* start RECORDS TO USE *

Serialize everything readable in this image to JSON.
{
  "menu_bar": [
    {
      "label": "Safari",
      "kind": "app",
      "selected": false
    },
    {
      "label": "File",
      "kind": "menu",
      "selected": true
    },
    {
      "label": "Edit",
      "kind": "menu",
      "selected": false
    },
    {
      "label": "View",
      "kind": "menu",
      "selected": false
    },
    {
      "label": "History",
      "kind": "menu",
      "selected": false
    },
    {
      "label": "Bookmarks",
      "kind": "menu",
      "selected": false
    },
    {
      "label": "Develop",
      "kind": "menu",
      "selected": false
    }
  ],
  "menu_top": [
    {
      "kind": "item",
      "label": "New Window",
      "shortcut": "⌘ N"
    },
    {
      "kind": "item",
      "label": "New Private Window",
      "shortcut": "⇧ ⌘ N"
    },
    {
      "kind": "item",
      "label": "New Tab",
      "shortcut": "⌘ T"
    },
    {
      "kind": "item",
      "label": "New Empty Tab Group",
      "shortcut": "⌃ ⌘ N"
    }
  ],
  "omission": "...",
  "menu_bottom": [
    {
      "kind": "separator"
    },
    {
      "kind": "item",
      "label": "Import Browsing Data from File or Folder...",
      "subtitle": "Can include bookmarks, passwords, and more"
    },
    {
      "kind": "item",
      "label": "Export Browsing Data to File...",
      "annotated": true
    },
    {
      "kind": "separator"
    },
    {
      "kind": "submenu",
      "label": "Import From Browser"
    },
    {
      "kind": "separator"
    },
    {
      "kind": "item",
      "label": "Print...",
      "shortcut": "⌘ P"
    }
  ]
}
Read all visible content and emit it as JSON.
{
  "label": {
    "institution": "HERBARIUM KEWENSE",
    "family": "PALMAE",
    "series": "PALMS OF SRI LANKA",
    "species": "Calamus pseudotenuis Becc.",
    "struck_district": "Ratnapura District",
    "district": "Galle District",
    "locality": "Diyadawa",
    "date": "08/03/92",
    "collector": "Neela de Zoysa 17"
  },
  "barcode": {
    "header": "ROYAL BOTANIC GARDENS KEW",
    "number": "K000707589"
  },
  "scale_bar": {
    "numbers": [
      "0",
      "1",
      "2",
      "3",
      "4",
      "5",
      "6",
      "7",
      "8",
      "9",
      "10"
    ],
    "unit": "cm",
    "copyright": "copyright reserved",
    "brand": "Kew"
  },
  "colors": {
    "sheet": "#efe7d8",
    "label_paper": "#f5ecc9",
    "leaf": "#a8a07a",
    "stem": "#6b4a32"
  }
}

* end RECORDS TO USE *

● **REQUIRED WORK**
In the entries above, count each line holding "District" and report the total and nothing more.

● **RESULT**
2